#### Data records ####
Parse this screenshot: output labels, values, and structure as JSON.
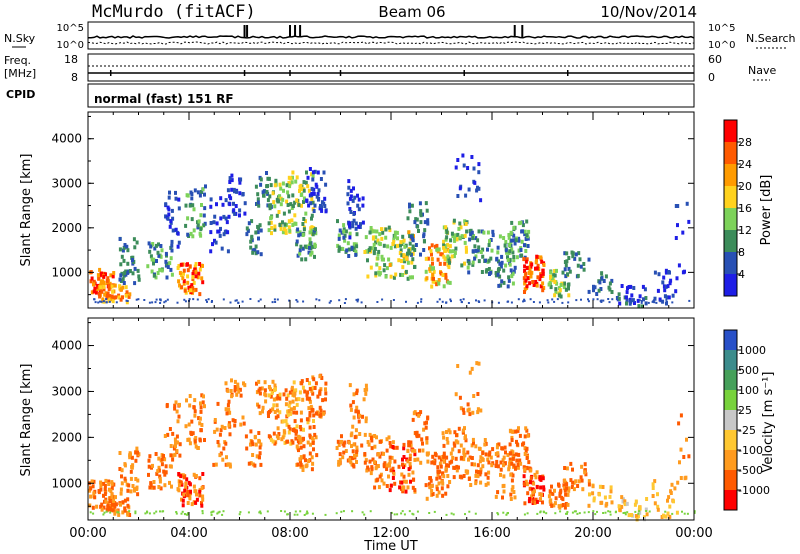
{
  "header": {
    "station": "McMurdo (fitACF)",
    "beam": "Beam 06",
    "date": "10/Nov/2014"
  },
  "top_panel": {
    "left_label": "N.Sky",
    "right_label": "N.Search",
    "left_ticks": [
      "10^5",
      "10^0"
    ],
    "right_ticks": [
      "10^5",
      "10^0"
    ]
  },
  "freq_panel": {
    "left_label_line1": "Freq.",
    "left_label_line2": "[MHz]",
    "right_label": "Nave",
    "left_ticks": [
      "18",
      "8"
    ],
    "right_ticks": [
      "60",
      "0"
    ]
  },
  "cpid_panel": {
    "label": "CPID",
    "text": "normal (fast) 151 RF"
  },
  "chart_data": [
    {
      "type": "heatmap",
      "name": "power",
      "ylabel": "Slant Range [km]",
      "yticks": [
        "1000",
        "2000",
        "3000",
        "4000"
      ],
      "ylim": [
        200,
        4600
      ],
      "xlim": [
        0,
        24
      ],
      "colorbar": {
        "label": "Power [dB]",
        "ticks": [
          "28",
          "24",
          "20",
          "16",
          "12",
          "8",
          "4"
        ],
        "colors": [
          "#ff0000",
          "#ff5a00",
          "#ff9b00",
          "#ffd21e",
          "#7dd25a",
          "#3c8c5a",
          "#2850b4",
          "#1e1ee6"
        ]
      }
    },
    {
      "type": "heatmap",
      "name": "velocity",
      "ylabel": "Slant Range [km]",
      "yticks": [
        "1000",
        "2000",
        "3000",
        "4000"
      ],
      "ylim": [
        200,
        4600
      ],
      "xlim": [
        0,
        24
      ],
      "colorbar": {
        "label": "Velocity [m s⁻¹]",
        "ticks": [
          "1000",
          "500",
          "100",
          "25",
          "-25",
          "-100",
          "-500",
          "-1000"
        ],
        "colors": [
          "#2850c8",
          "#3c8c8c",
          "#46a05a",
          "#78d23c",
          "#c8c8c8",
          "#ffc832",
          "#ff9b1e",
          "#ff5a00",
          "#ff0000"
        ]
      }
    }
  ],
  "x_axis": {
    "ticks": [
      "00:00",
      "04:00",
      "08:00",
      "12:00",
      "16:00",
      "20:00",
      "00:00"
    ],
    "label": "Time UT"
  }
}
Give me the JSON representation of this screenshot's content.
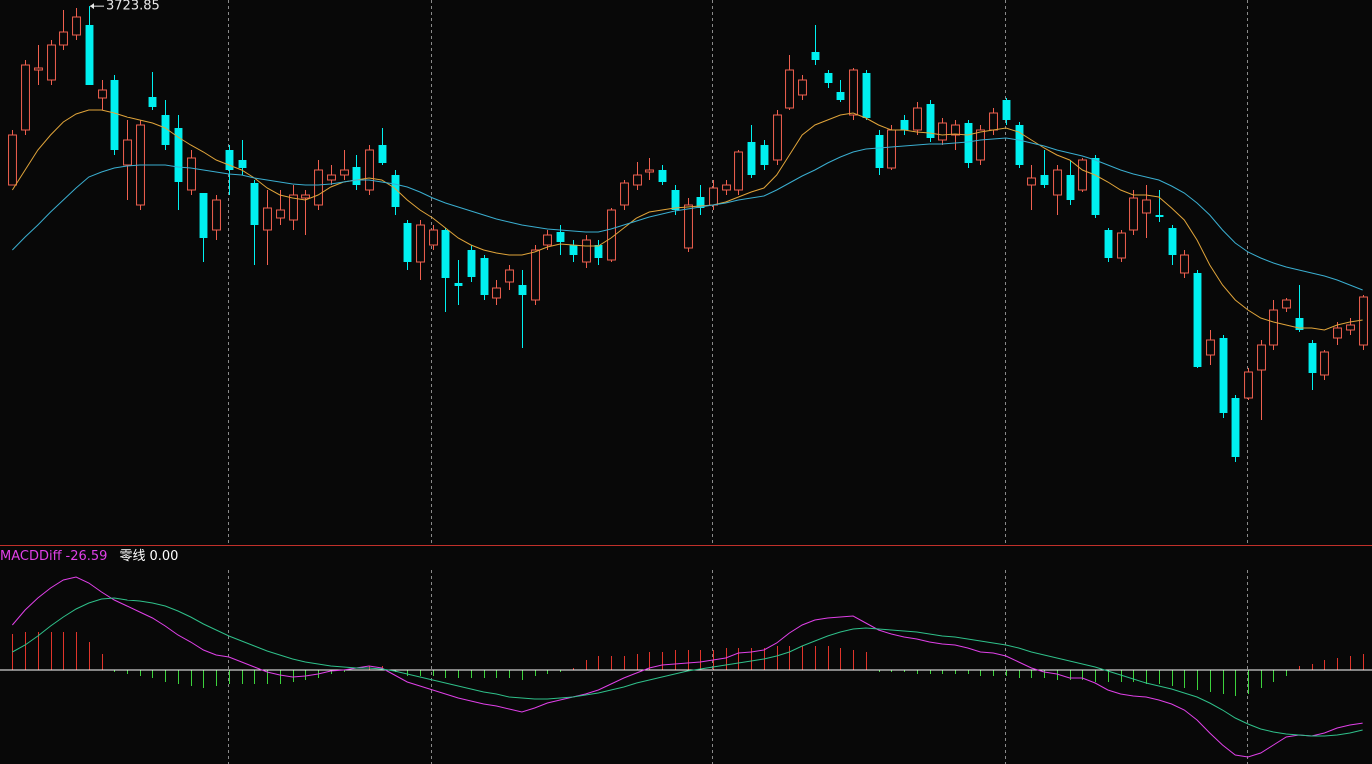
{
  "chart_data": {
    "type": "candlestick",
    "up_color": "#f0604f",
    "down_color": "#00f0f0",
    "ylim": [
      3185,
      3730
    ],
    "open": [
      3545,
      3600,
      3660,
      3650,
      3685,
      3695,
      3705,
      3632,
      3650,
      3565,
      3525,
      3633,
      3615,
      3602,
      3540,
      3537,
      3500,
      3580,
      3570,
      3547,
      3500,
      3512,
      3510,
      3532,
      3525,
      3550,
      3555,
      3563,
      3540,
      3585,
      3555,
      3507,
      3468,
      3485,
      3500,
      3447,
      3480,
      3472,
      3432,
      3448,
      3445,
      3430,
      3485,
      3498,
      3485,
      3468,
      3485,
      3470,
      3525,
      3545,
      3558,
      3560,
      3540,
      3482,
      3533,
      3525,
      3540,
      3540,
      3588,
      3585,
      3570,
      3622,
      3635,
      3678,
      3657,
      3638,
      3615,
      3657,
      3595,
      3562,
      3610,
      3600,
      3626,
      3590,
      3595,
      3607,
      3570,
      3600,
      3630,
      3605,
      3545,
      3555,
      3535,
      3555,
      3540,
      3572,
      3500,
      3472,
      3500,
      3517,
      3515,
      3502,
      3457,
      3457,
      3375,
      3392,
      3332,
      3332,
      3360,
      3385,
      3422,
      3412,
      3387,
      3355,
      3392,
      3400,
      3385
    ],
    "close": [
      3595,
      3665,
      3662,
      3685,
      3698,
      3713,
      3645,
      3640,
      3580,
      3590,
      3605,
      3623,
      3585,
      3548,
      3572,
      3492,
      3530,
      3560,
      3562,
      3505,
      3522,
      3520,
      3535,
      3535,
      3560,
      3555,
      3560,
      3545,
      3580,
      3567,
      3523,
      3468,
      3505,
      3500,
      3452,
      3444,
      3453,
      3435,
      3442,
      3460,
      3435,
      3480,
      3495,
      3488,
      3475,
      3490,
      3472,
      3520,
      3547,
      3555,
      3560,
      3548,
      3520,
      3525,
      3522,
      3542,
      3545,
      3578,
      3555,
      3565,
      3615,
      3660,
      3650,
      3670,
      3647,
      3630,
      3660,
      3612,
      3562,
      3600,
      3600,
      3622,
      3592,
      3607,
      3605,
      3567,
      3600,
      3617,
      3610,
      3565,
      3552,
      3545,
      3560,
      3530,
      3570,
      3515,
      3472,
      3497,
      3532,
      3530,
      3513,
      3475,
      3475,
      3363,
      3390,
      3317,
      3273,
      3358,
      3385,
      3420,
      3430,
      3400,
      3357,
      3378,
      3402,
      3405,
      3433
    ],
    "high": [
      3600,
      3670,
      3685,
      3690,
      3720,
      3722,
      3723.85,
      3650,
      3655,
      3610,
      3610,
      3658,
      3630,
      3615,
      3580,
      3537,
      3535,
      3585,
      3590,
      3550,
      3540,
      3540,
      3545,
      3540,
      3570,
      3565,
      3580,
      3575,
      3585,
      3602,
      3560,
      3510,
      3510,
      3505,
      3502,
      3470,
      3485,
      3475,
      3450,
      3465,
      3460,
      3485,
      3500,
      3505,
      3490,
      3495,
      3490,
      3522,
      3550,
      3568,
      3572,
      3565,
      3545,
      3532,
      3545,
      3550,
      3550,
      3580,
      3605,
      3590,
      3620,
      3675,
      3655,
      3705,
      3660,
      3650,
      3662,
      3660,
      3600,
      3605,
      3615,
      3628,
      3630,
      3612,
      3610,
      3610,
      3605,
      3622,
      3632,
      3608,
      3565,
      3580,
      3565,
      3570,
      3572,
      3575,
      3502,
      3500,
      3540,
      3545,
      3540,
      3505,
      3480,
      3460,
      3400,
      3395,
      3335,
      3362,
      3390,
      3430,
      3432,
      3445,
      3390,
      3380,
      3408,
      3412,
      3435
    ],
    "low": [
      3545,
      3595,
      3645,
      3645,
      3680,
      3690,
      3645,
      3620,
      3575,
      3530,
      3520,
      3620,
      3580,
      3520,
      3535,
      3468,
      3490,
      3535,
      3555,
      3465,
      3465,
      3505,
      3500,
      3495,
      3520,
      3545,
      3550,
      3540,
      3535,
      3565,
      3515,
      3460,
      3450,
      3480,
      3418,
      3425,
      3448,
      3430,
      3425,
      3440,
      3382,
      3425,
      3480,
      3475,
      3468,
      3462,
      3465,
      3468,
      3520,
      3540,
      3550,
      3545,
      3515,
      3478,
      3515,
      3520,
      3535,
      3535,
      3552,
      3560,
      3565,
      3620,
      3630,
      3665,
      3642,
      3628,
      3610,
      3610,
      3555,
      3560,
      3595,
      3595,
      3588,
      3585,
      3580,
      3562,
      3565,
      3595,
      3605,
      3562,
      3520,
      3542,
      3515,
      3525,
      3538,
      3512,
      3468,
      3468,
      3495,
      3492,
      3508,
      3465,
      3452,
      3362,
      3365,
      3312,
      3268,
      3330,
      3310,
      3380,
      3418,
      3398,
      3340,
      3350,
      3385,
      3395,
      3380
    ],
    "ma": [
      {
        "color": "#e0a43a",
        "values": [
          3540,
          3560,
          3580,
          3595,
          3608,
          3616,
          3620,
          3620,
          3617,
          3613,
          3610,
          3607,
          3602,
          3593,
          3585,
          3578,
          3570,
          3565,
          3560,
          3552,
          3542,
          3535,
          3532,
          3530,
          3535,
          3543,
          3548,
          3550,
          3552,
          3550,
          3542,
          3530,
          3520,
          3512,
          3502,
          3492,
          3485,
          3480,
          3477,
          3475,
          3475,
          3478,
          3483,
          3486,
          3485,
          3484,
          3484,
          3492,
          3502,
          3512,
          3518,
          3520,
          3522,
          3523,
          3524,
          3525,
          3528,
          3533,
          3538,
          3542,
          3555,
          3575,
          3595,
          3605,
          3610,
          3615,
          3617,
          3612,
          3605,
          3600,
          3600,
          3598,
          3597,
          3595,
          3596,
          3595,
          3598,
          3600,
          3602,
          3598,
          3590,
          3582,
          3575,
          3570,
          3560,
          3555,
          3548,
          3540,
          3535,
          3535,
          3533,
          3522,
          3510,
          3490,
          3465,
          3445,
          3430,
          3420,
          3412,
          3408,
          3405,
          3402,
          3402,
          3400,
          3405,
          3408,
          3410
        ]
      },
      {
        "color": "#3aaed0",
        "values": [
          3480,
          3493,
          3505,
          3518,
          3530,
          3542,
          3553,
          3558,
          3562,
          3564,
          3565,
          3565,
          3565,
          3563,
          3562,
          3560,
          3558,
          3556,
          3555,
          3552,
          3550,
          3548,
          3546,
          3545,
          3545,
          3546,
          3548,
          3550,
          3550,
          3548,
          3546,
          3543,
          3538,
          3532,
          3527,
          3523,
          3519,
          3515,
          3511,
          3508,
          3505,
          3503,
          3501,
          3500,
          3499,
          3498,
          3498,
          3501,
          3505,
          3509,
          3513,
          3516,
          3519,
          3521,
          3523,
          3525,
          3527,
          3530,
          3532,
          3534,
          3540,
          3547,
          3554,
          3560,
          3567,
          3573,
          3578,
          3581,
          3582,
          3583,
          3584,
          3585,
          3586,
          3586,
          3587,
          3588,
          3590,
          3591,
          3592,
          3590,
          3587,
          3584,
          3580,
          3577,
          3574,
          3570,
          3565,
          3560,
          3556,
          3553,
          3550,
          3544,
          3537,
          3527,
          3515,
          3500,
          3487,
          3478,
          3472,
          3467,
          3463,
          3460,
          3457,
          3454,
          3450,
          3445,
          3440
        ]
      }
    ],
    "macd": {
      "ylim": [
        -47,
        61
      ],
      "legend": [
        {
          "name": "MACDDiff",
          "value": -26.59,
          "color": "#e040e8"
        },
        {
          "name": "零线",
          "value": 0,
          "value_label": "0.00",
          "color": "#ffffff"
        }
      ],
      "diff": {
        "color": "#e040e8",
        "values": [
          22.5,
          30,
          36,
          41,
          45,
          46.5,
          43.5,
          39,
          35,
          32,
          29,
          26,
          22,
          17.5,
          14,
          10,
          7.5,
          6.5,
          4,
          1.5,
          -1,
          -2.5,
          -3.5,
          -3,
          -2,
          -0.5,
          0,
          1,
          2,
          1,
          -2.5,
          -6,
          -8,
          -10,
          -12,
          -14,
          -15.5,
          -17,
          -18,
          -19.5,
          -21,
          -19,
          -16.5,
          -15,
          -13.5,
          -12,
          -10,
          -7,
          -4,
          -1.5,
          1,
          2.5,
          3,
          3.5,
          4,
          5,
          6,
          8.5,
          9,
          10,
          13.5,
          18.5,
          22.5,
          25,
          26,
          26.5,
          27,
          23.5,
          20,
          18,
          16.5,
          15.5,
          14,
          13,
          12.5,
          11,
          9,
          8.5,
          7,
          4,
          1,
          -1,
          -2,
          -4,
          -4,
          -6.5,
          -10,
          -12,
          -13,
          -13.5,
          -15,
          -17,
          -20,
          -25,
          -31.5,
          -37.5,
          -42.5,
          -43.5,
          -41.5,
          -37.5,
          -33.5,
          -32.5,
          -33,
          -31.5,
          -29,
          -27.5,
          -26.59
        ]
      },
      "dea": {
        "color": "#2fc08a",
        "values": [
          9,
          12.5,
          17,
          22,
          26.5,
          30.5,
          33.5,
          35.5,
          36,
          35,
          34.5,
          33.5,
          32,
          29.5,
          26.5,
          23,
          20,
          17,
          14.5,
          12,
          9.5,
          7.5,
          5.5,
          4,
          3,
          2,
          1.5,
          1,
          1,
          0.5,
          -0.5,
          -2,
          -3.5,
          -5,
          -6.5,
          -8,
          -9.5,
          -11,
          -12,
          -13.5,
          -14,
          -14.5,
          -14.5,
          -14,
          -13.5,
          -12.5,
          -11.5,
          -10,
          -8.5,
          -6.5,
          -5,
          -3.5,
          -2,
          -0.5,
          0.5,
          1.5,
          2.5,
          3.5,
          4.5,
          5.5,
          7,
          9,
          12,
          14.5,
          17,
          19,
          20.5,
          21,
          20.5,
          20,
          19.5,
          19,
          18,
          17,
          16.5,
          15.5,
          14.5,
          13.5,
          12.5,
          11,
          9,
          7.5,
          6,
          4.5,
          3,
          1.5,
          -0.5,
          -2.5,
          -4.5,
          -6.5,
          -8,
          -9.5,
          -11.5,
          -13.5,
          -16.5,
          -20,
          -24,
          -27,
          -29.5,
          -31,
          -32,
          -32.5,
          -33,
          -33,
          -32.5,
          -31.5,
          -30
        ]
      },
      "hist": {
        "up_color": "#e0342a",
        "down_color": "#3cd23c",
        "values": [
          18,
          19,
          19,
          19,
          19,
          19,
          14,
          8,
          -1,
          -2,
          -3,
          -4,
          -6,
          -7,
          -8,
          -9,
          -8,
          -7,
          -7,
          -7,
          -7,
          -7,
          -6,
          -5,
          -4,
          -2,
          -1,
          0,
          2,
          2,
          -1,
          -3,
          -3,
          -3,
          -4,
          -4,
          -4,
          -4,
          -4,
          -4,
          -5,
          -3,
          -2,
          -1,
          1,
          5,
          7,
          7,
          7,
          8,
          9,
          9,
          10,
          10,
          10,
          10,
          11,
          11,
          11,
          11,
          12,
          12,
          12,
          12,
          12,
          11,
          10,
          9,
          -1,
          -1,
          -1,
          -2,
          -2,
          -2,
          -2,
          -2,
          -3,
          -3,
          -3,
          -4,
          -4,
          -4,
          -5,
          -5,
          -5,
          -6,
          -6,
          -6,
          -6,
          -7,
          -7,
          -8,
          -9,
          -10,
          -11,
          -12,
          -13,
          -12,
          -9,
          -6,
          -3,
          2,
          3,
          5,
          6,
          7,
          8
        ]
      }
    }
  }
}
####
[Given problem]
Copy out each line that contains the word "JSON".

[Output]
Parse this screenshot: output labels, values, and structure as JSON.
Give me the JSON representation of this screenshot's content.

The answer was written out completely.